SOURCE PASSAGE:
* * * * * * * * *
Lecture 2 Virtual Machines, Docker Containers, and Server Clusters

1. Lecture 2Virtual Machines, Docker Containers, and Server Clusters

2. Basic Concept of Machine Virtualization • The conventional computer has a simple architecture • The operating system (OS) manages all hardware resources at the privileged system space • All applications run at the user space under the control of the OS • After virtualization • Different user applications are managed by their own operating systems (guest OS) • Can run on the same hardware • Independent of the host OS • Often done by adding additional software • Known as a virtualization layer

3. Basic Concept of Machine Virtualization (cont.) • Applications run with their own guest OS over the virtualized CPU, memory, and I/O resources

4. Basic Concept of Machine Virtualization (cont.) • A VM is essentially built as a software package • Can be loaded into a host computer to execute certain user applications • Once the jobs are done, the VM package can be removed from the host computer • The host acts like a hotel to accommodate different guests at different timeframes • VMs offer a high degree of resources shared within a computer • Multiple VMs can co-exist in the same host • As long as the host has enough memory to handle the guest VMs

5. Basic Concept of Machine Virtualization (cont.) • Two guest VMs are being hosted by the computer • The two VMs can run with different guest OS • The virtual resources allocated to each VM • Known as virtual processors, virtual memory, virtual disks, or virtual I/O devices • Virtualization technology primarily benefits the computer and IT industry • Allows for the sharing of expensive hardware resources • By multiplexing VM on the same set of hardware hosts

6. Virtualization Operations • The virtual machine monitor (VMM) provides the VM abstraction to guest OSs • With full virtualization, the VMM exports a VM abstraction identical to the physical machine (PM) • A standard OS such as Windows 2000 or Linux can run just as it would on the physical hardware • Four categories of basic VMM operations • Can be multiplexed between hardware machines • Can be suspended and stored in a stable storage • A suspended VM can be resumed or provisioned to a new hardware platform • Can be migrated from one hardware platform to another

7. Virtualization Operations (cont.)
* * * * * * * * *
DATA RECORDS:

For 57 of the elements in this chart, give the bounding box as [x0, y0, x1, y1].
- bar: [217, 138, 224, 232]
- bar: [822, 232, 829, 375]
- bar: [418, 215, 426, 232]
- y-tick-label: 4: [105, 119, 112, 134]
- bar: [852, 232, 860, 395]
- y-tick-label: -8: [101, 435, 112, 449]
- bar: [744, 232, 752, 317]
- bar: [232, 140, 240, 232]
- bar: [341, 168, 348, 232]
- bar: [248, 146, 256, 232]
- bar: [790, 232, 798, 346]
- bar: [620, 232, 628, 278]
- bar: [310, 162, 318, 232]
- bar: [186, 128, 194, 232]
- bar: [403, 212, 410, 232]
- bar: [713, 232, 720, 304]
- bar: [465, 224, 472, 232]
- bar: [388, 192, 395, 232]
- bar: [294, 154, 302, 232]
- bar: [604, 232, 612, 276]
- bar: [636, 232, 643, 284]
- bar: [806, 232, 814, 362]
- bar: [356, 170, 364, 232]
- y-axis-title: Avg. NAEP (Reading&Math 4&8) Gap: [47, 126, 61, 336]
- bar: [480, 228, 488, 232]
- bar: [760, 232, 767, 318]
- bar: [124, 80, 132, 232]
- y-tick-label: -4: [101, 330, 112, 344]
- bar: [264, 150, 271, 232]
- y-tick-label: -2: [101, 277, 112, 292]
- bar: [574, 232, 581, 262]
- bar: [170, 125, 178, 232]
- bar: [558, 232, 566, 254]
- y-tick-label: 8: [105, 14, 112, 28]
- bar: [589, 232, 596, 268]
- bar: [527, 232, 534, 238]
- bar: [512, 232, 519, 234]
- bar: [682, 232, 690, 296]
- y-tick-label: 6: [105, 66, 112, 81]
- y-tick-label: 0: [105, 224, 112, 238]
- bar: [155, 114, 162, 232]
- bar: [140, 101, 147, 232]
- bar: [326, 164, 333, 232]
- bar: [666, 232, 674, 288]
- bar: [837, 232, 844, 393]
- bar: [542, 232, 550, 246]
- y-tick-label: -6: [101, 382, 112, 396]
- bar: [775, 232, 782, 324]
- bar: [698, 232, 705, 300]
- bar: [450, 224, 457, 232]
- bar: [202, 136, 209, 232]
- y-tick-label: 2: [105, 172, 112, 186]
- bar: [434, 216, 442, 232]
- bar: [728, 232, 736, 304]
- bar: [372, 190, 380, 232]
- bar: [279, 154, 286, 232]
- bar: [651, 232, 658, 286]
* * * * * * * * *
Continue the virtualization lecture notes from the point where they stop. The data plays no part in this.

RESPONSE AREA:
8. Virtualization Operations (cont.) • These primitive VM operations enable a VM to be provisioned to any available hardware platform • Flexible to carry out distributed application executions • The VM approach significantly enhances the utilization of server resources • Multiple server functions can be consolidated on the same hardware platform to achieve higher system efficiency • Eliminating server sprawl via deployment of systems with VMs • The server utilization can increase from a low rate of 5–15% to 60–80% after virtualization

9. Virtual Infrastructures • Physical resources for computing, storage, and networking at the bottom • Mapped to the needy applications embedded in various VMs at the top • Hardware and software are then separated • Virtual infrastructure is what connects resources to distributed applications • A dynamic mapping of the system resources to specific applications • The result is decreased costs and increased efficiencies and responsiveness • Virtualization for server consolidation and containment is a good example

10. Implementation Levels of Virtualization • Five levels of abstraction for virtualization • At the ISA level, VMs are created by emulating a given ISA by the ISA of the host machine • Gives the lowest performance due the slow emulation process • Has very high application flexibility • Some academic research VMs, like Dynamo, use this approach • Virtualization at the bare-metal or OS levels has the highest VM performance • The famous hypervisor XEN creates virtual CPU, virtual memory, and virtual disks right on top of the bare-metal physical devices • Hardware-level virtualization results in the most complexity

11. Implementation Levels of Virtualization (cont.) • Virtualization at run-time library and user application levels has an average performance • Creating VMs at the user application level leads to a high degree of application isolation • At the expense of very complex implementation efforts by the users • Implementing VMs at the ISA, user, or run-time library levels is most often done in academia • Rarely practiced in industry due to their low performance and the difficulty to implement • The main function of the software layer for virtualization • To virtualize the physical hardware of a host machine into virtual resources to be used by VMs

12. Implementation Levels of Virtualization (cont.)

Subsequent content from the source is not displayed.